**Задание 1**. Укажите, сколько строк в записях содержат строку «Services», учитывая регистр букв. В ответе приведите только число.

**Исходный отрывок**.

==*==

Впрочем, бандитизм, о котором идет речь в донесениях ЧК, был чаще всего делом рук тех, кто называл себя «мстители». Эти банды нападали на представителей советской власти, громили государст­венные учреждения, символы «городской» власти, уничтожали нало­говую документацию, перерезали пути сообщения, грабили ссыпные пункты, в которых хранилось конфискованное зерно, впоследствии перераспределявшееся между крестьянами. Они состояли в основ­ном из дезертиров, уклонистов от воинской службы и крестьян, вы­ступавших против реквизиций; естественно, присутствовали в них и уголовные элементы. В губерниях Центральной России, на Украине (и, конечно, в Средней Азии и на Кавказе, где «бытовой» бандитизм был естественной формой сопротивления русификации) большая часть банд пользовалась поддержкой местного населения. Это по­творство представляло собой несомненный козырь; но оно же могло сослужить дурную службу, когда части, ведущие борьбу с бандитиз­мом, подвергали жителей коллективным наказаниям или оказывали на них давление, которое чаще всего заключалось в захвате и казни заложников в случае отказа выдать «бандитов», действующих в ок­рестностях.

==*==

**Фрагменты записей**.
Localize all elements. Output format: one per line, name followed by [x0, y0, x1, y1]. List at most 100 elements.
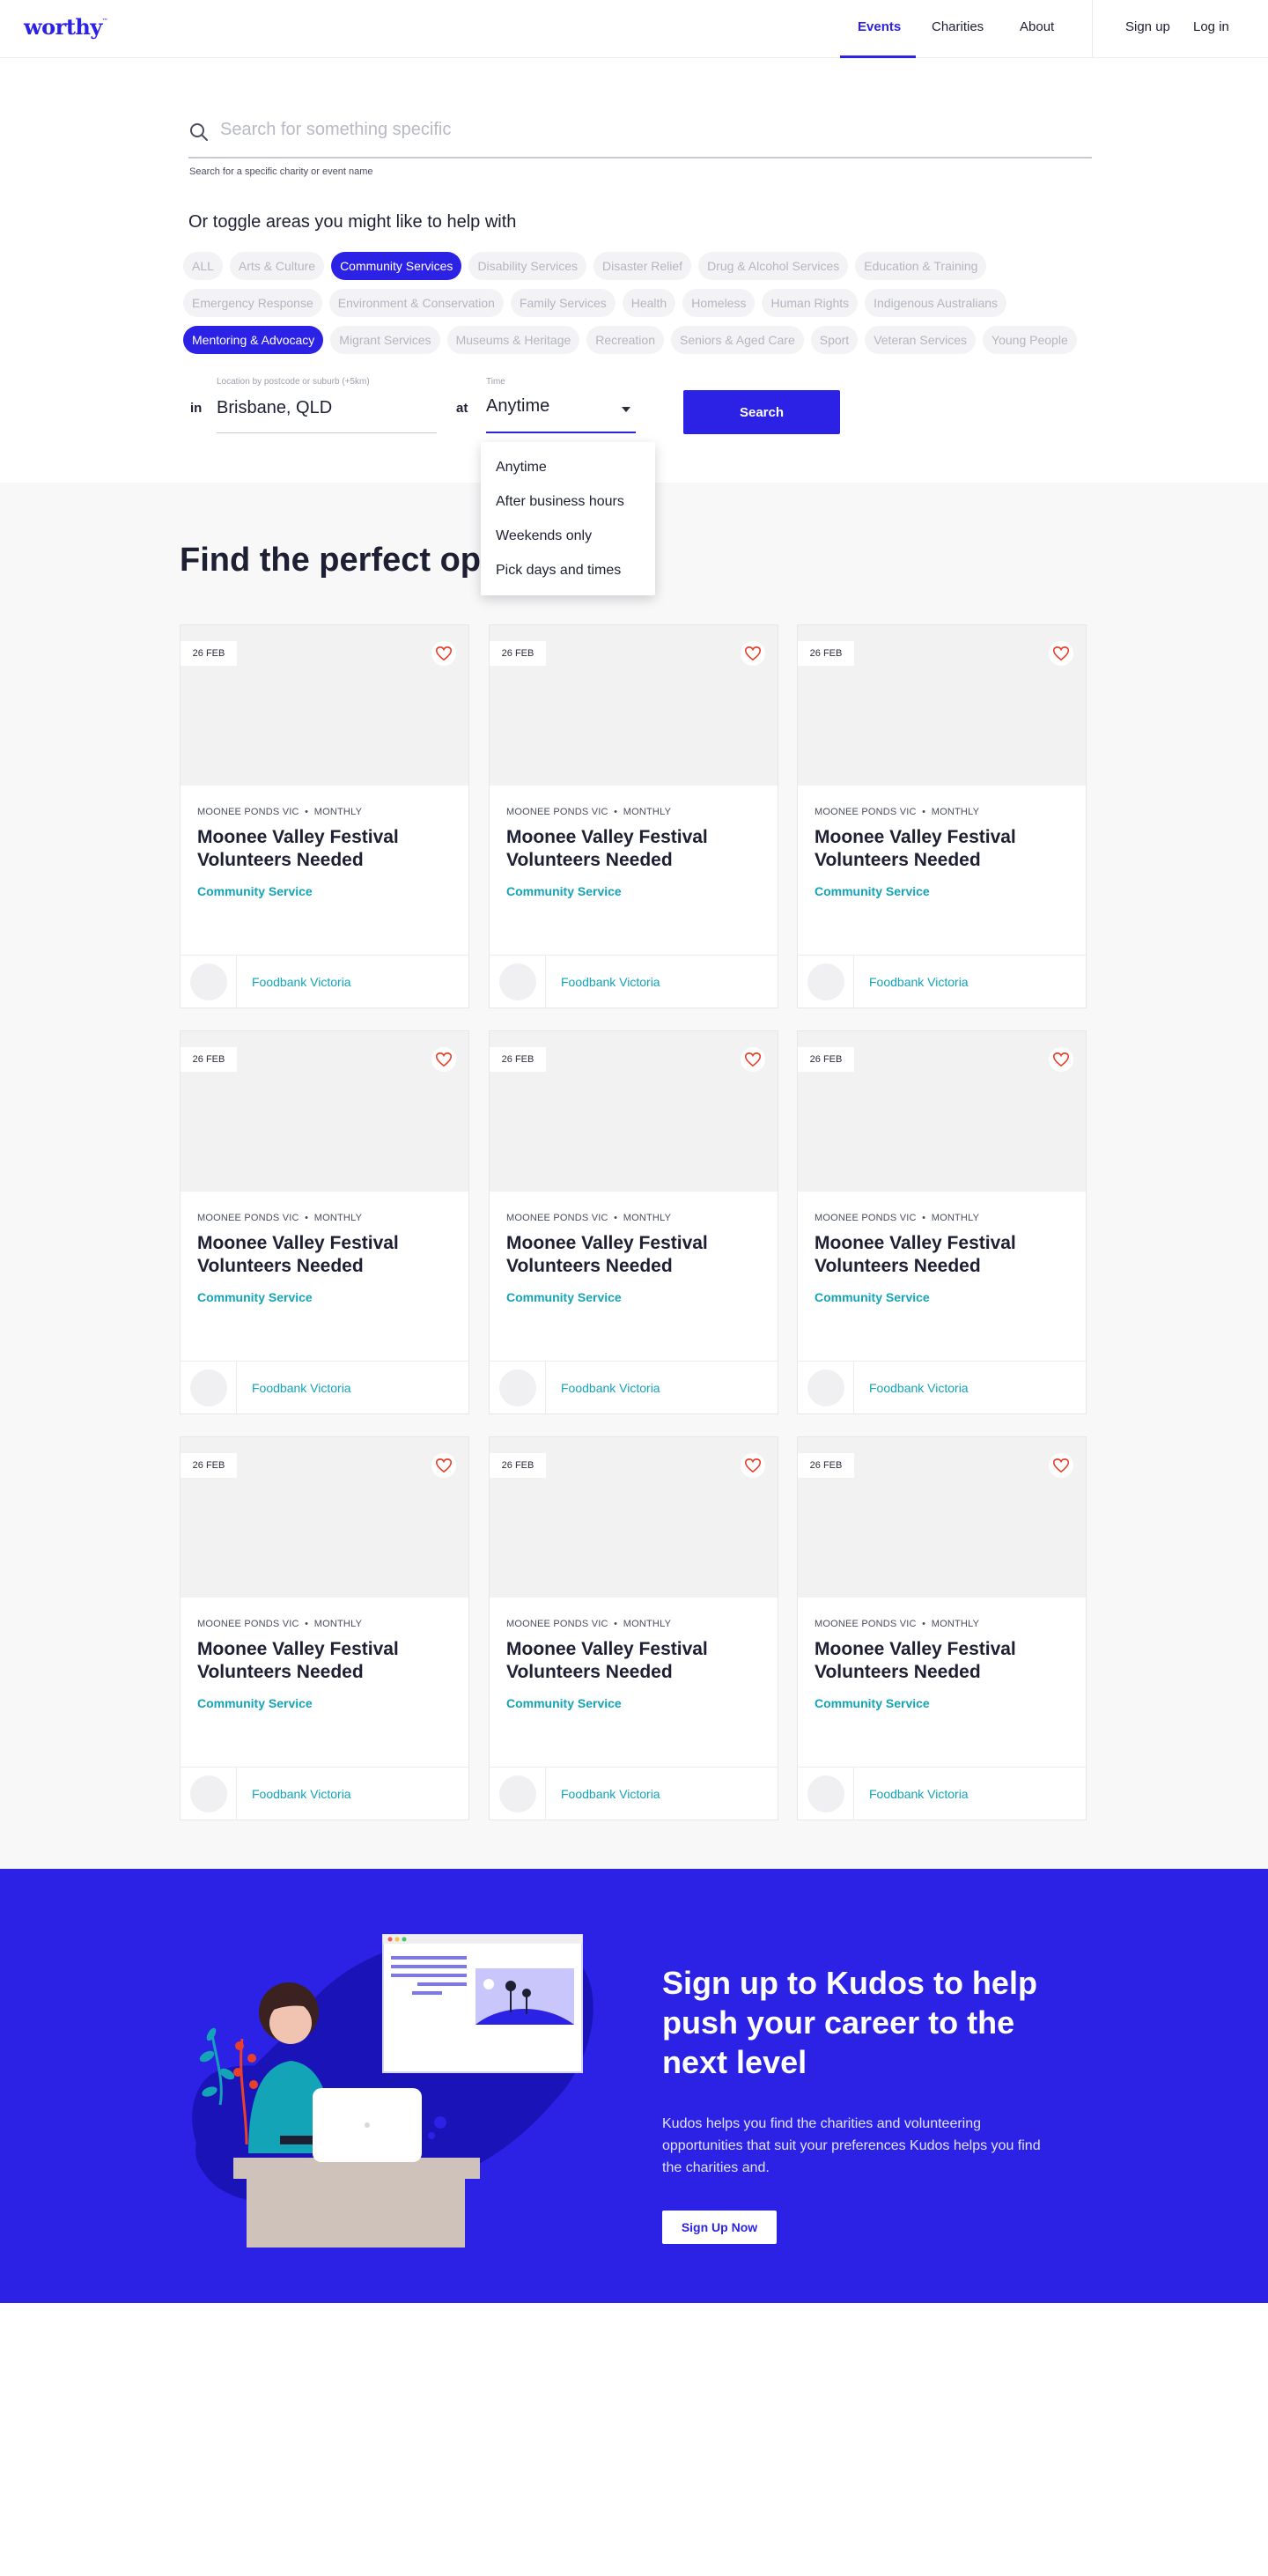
time-dropdown-menu: Anytime After business hours Weekends on… — [481, 442, 655, 595]
cause-chip[interactable]: ALL — [183, 252, 223, 280]
time-select[interactable]: Anytime — [486, 391, 636, 433]
cause-chips: ALL Arts & Culture Community Services Disab… — [183, 252, 1099, 363]
divider — [236, 1362, 237, 1414]
card-title[interactable]: Moonee Valley Festival Volunteers Needed — [815, 1232, 1070, 1278]
card-meta: MOONEE PONDS VIC • MONTHLY — [815, 1213, 980, 1223]
time-option[interactable]: Pick days and times — [481, 563, 655, 597]
cause-chip[interactable]: Museums & Heritage — [446, 326, 580, 354]
card-title[interactable]: Moonee Valley Festival Volunteers Needed — [506, 1638, 762, 1684]
time-option[interactable]: Weekends only — [481, 528, 655, 563]
organisation-link[interactable]: Foodbank Victoria — [869, 1381, 969, 1395]
signup-now-button[interactable]: Sign Up Now — [662, 2211, 777, 2244]
cause-chip[interactable]: Young People — [983, 326, 1077, 354]
logo[interactable]: worthy™ — [24, 14, 108, 40]
favorite-button[interactable] — [741, 1047, 765, 1072]
opportunity-card[interactable]: 26 FEB MOONEE PONDS VIC • MONTHLY Moonee V… — [797, 1436, 1087, 1820]
card-title[interactable]: Moonee Valley Festival Volunteers Needed — [197, 826, 453, 872]
card-footer: Foodbank Victoria — [490, 955, 778, 1008]
heart-icon — [745, 1458, 761, 1473]
card-location: MOONEE PONDS VIC — [197, 1619, 299, 1629]
cause-chip[interactable]: Community Services — [331, 252, 462, 280]
favorite-button[interactable] — [1049, 1453, 1073, 1478]
cause-chip[interactable]: Drug & Alcohol Services — [698, 252, 849, 280]
heart-icon — [1053, 646, 1069, 661]
favorite-button[interactable] — [741, 641, 765, 666]
signup-link[interactable]: Sign up — [1125, 19, 1170, 34]
card-footer: Foodbank Victoria — [798, 1361, 1086, 1414]
opportunity-card[interactable]: 26 FEB MOONEE PONDS VIC • MONTHLY Moonee V… — [180, 624, 469, 1008]
organisation-link[interactable]: Foodbank Victoria — [252, 1381, 351, 1395]
card-title[interactable]: Moonee Valley Festival Volunteers Needed — [197, 1638, 453, 1684]
nav-events[interactable]: Events — [858, 19, 901, 34]
organisation-link[interactable]: Foodbank Victoria — [561, 975, 660, 989]
organisation-link[interactable]: Foodbank Victoria — [252, 1787, 351, 1801]
nav-about[interactable]: About — [1020, 19, 1054, 34]
cause-chip[interactable]: Family Services — [510, 289, 616, 317]
cause-chip[interactable]: Indigenous Australians — [865, 289, 1007, 317]
divider — [545, 956, 546, 1008]
card-location: MOONEE PONDS VIC — [815, 807, 917, 817]
cause-chip[interactable]: Disability Services — [468, 252, 587, 280]
divider — [236, 1768, 237, 1820]
cause-chip[interactable]: Human Rights — [762, 289, 859, 317]
cause-chip[interactable]: Migrant Services — [330, 326, 440, 354]
card-meta: MOONEE PONDS VIC • MONTHLY — [506, 1213, 672, 1223]
card-location: MOONEE PONDS VIC — [197, 1213, 299, 1223]
at-label: at — [456, 401, 468, 416]
opportunity-card[interactable]: 26 FEB MOONEE PONDS VIC • MONTHLY Moonee V… — [180, 1030, 469, 1414]
cause-chip[interactable]: Mentoring & Advocacy — [183, 326, 324, 354]
nav-charities[interactable]: Charities — [932, 19, 984, 34]
card-footer: Foodbank Victoria — [798, 955, 1086, 1008]
favorite-button[interactable] — [431, 1453, 456, 1478]
time-option[interactable]: Anytime — [481, 460, 655, 494]
organisation-link[interactable]: Foodbank Victoria — [561, 1381, 660, 1395]
cause-chip[interactable]: Health — [622, 289, 676, 317]
organisation-link[interactable]: Foodbank Victoria — [869, 975, 969, 989]
organisation-link[interactable]: Foodbank Victoria — [252, 975, 351, 989]
organisation-link[interactable]: Foodbank Victoria — [869, 1787, 969, 1801]
time-option[interactable]: After business hours — [481, 494, 655, 528]
cause-chip[interactable]: Education & Training — [855, 252, 987, 280]
card-title[interactable]: Moonee Valley Festival Volunteers Needed — [815, 826, 1070, 872]
nav-divider — [1092, 0, 1093, 58]
card-footer: Foodbank Victoria — [490, 1767, 778, 1820]
divider — [853, 956, 854, 1008]
organisation-link[interactable]: Foodbank Victoria — [561, 1787, 660, 1801]
opportunity-card[interactable]: 26 FEB MOONEE PONDS VIC • MONTHLY Moonee V… — [180, 1436, 469, 1820]
location-field[interactable]: Brisbane, QLD — [217, 391, 437, 433]
cause-chip[interactable]: Homeless — [682, 289, 756, 317]
opportunity-card[interactable]: 26 FEB MOONEE PONDS VIC • MONTHLY Moonee V… — [489, 1436, 778, 1820]
heart-icon — [745, 646, 761, 661]
card-title[interactable]: Moonee Valley Festival Volunteers Needed — [506, 1232, 762, 1278]
cause-chip[interactable]: Arts & Culture — [229, 252, 325, 280]
cause-chip[interactable]: Recreation — [586, 326, 664, 354]
card-title[interactable]: Moonee Valley Festival Volunteers Needed — [197, 1232, 453, 1278]
card-title[interactable]: Moonee Valley Festival Volunteers Needed — [815, 1638, 1070, 1684]
favorite-button[interactable] — [1049, 641, 1073, 666]
cause-chip[interactable]: Environment & Conservation — [328, 289, 504, 317]
cause-chip[interactable]: Disaster Relief — [593, 252, 692, 280]
opportunity-card[interactable]: 26 FEB MOONEE PONDS VIC • MONTHLY Moonee V… — [489, 1030, 778, 1414]
cause-chip[interactable]: Emergency Response — [183, 289, 322, 317]
divider — [236, 956, 237, 1008]
search-button[interactable]: Search — [683, 390, 840, 434]
date-badge: 26 FEB — [798, 641, 854, 666]
search-input[interactable] — [220, 120, 1065, 140]
card-title[interactable]: Moonee Valley Festival Volunteers Needed — [506, 826, 762, 872]
opportunity-card[interactable]: 26 FEB MOONEE PONDS VIC • MONTHLY Moonee V… — [489, 624, 778, 1008]
card-category: Community Service — [197, 884, 313, 898]
favorite-button[interactable] — [431, 641, 456, 666]
cause-chip[interactable]: Sport — [810, 326, 859, 354]
opportunity-card[interactable]: 26 FEB MOONEE PONDS VIC • MONTHLY Moonee V… — [797, 1030, 1087, 1414]
cause-chip[interactable]: Veteran Services — [865, 326, 977, 354]
cause-chip[interactable]: Seniors & Aged Care — [670, 326, 804, 354]
login-link[interactable]: Log in — [1193, 19, 1229, 34]
heart-icon — [1053, 1458, 1069, 1473]
card-category: Community Service — [506, 1696, 622, 1710]
favorite-button[interactable] — [1049, 1047, 1073, 1072]
favorite-button[interactable] — [741, 1453, 765, 1478]
heart-icon — [436, 646, 452, 661]
favorite-button[interactable] — [431, 1047, 456, 1072]
card-frequency: MONTHLY — [931, 807, 980, 817]
opportunity-card[interactable]: 26 FEB MOONEE PONDS VIC • MONTHLY Moonee V… — [797, 624, 1087, 1008]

==*==

**Задание 2**. Продолжите отрывок о бандитизме, начиная сразу после его последнего предложения.

**Ответ 1**. 7

**Ответ 2**.
В малонаселенных окраинных регионах — степях Дона и Завол­жья, лесах Урала и Сибири — действовали так называемые «летучие» банды, гораздо более разнородные, состоявшие из маргиналов, пре­ступников, дезертиров, ссыльных (особенно бывших офицеров белой армии) и людей, лишенных корней, стремившихся вернуться в дав­но оставленные ими места. Превосходно описанные Борисом Пас­тернаком («Доктор Живаго») эти банды, часто состоявшие из сотен конных и пеших, перемещались с оружием и обозами на огромные расстояния — до 1000 километров.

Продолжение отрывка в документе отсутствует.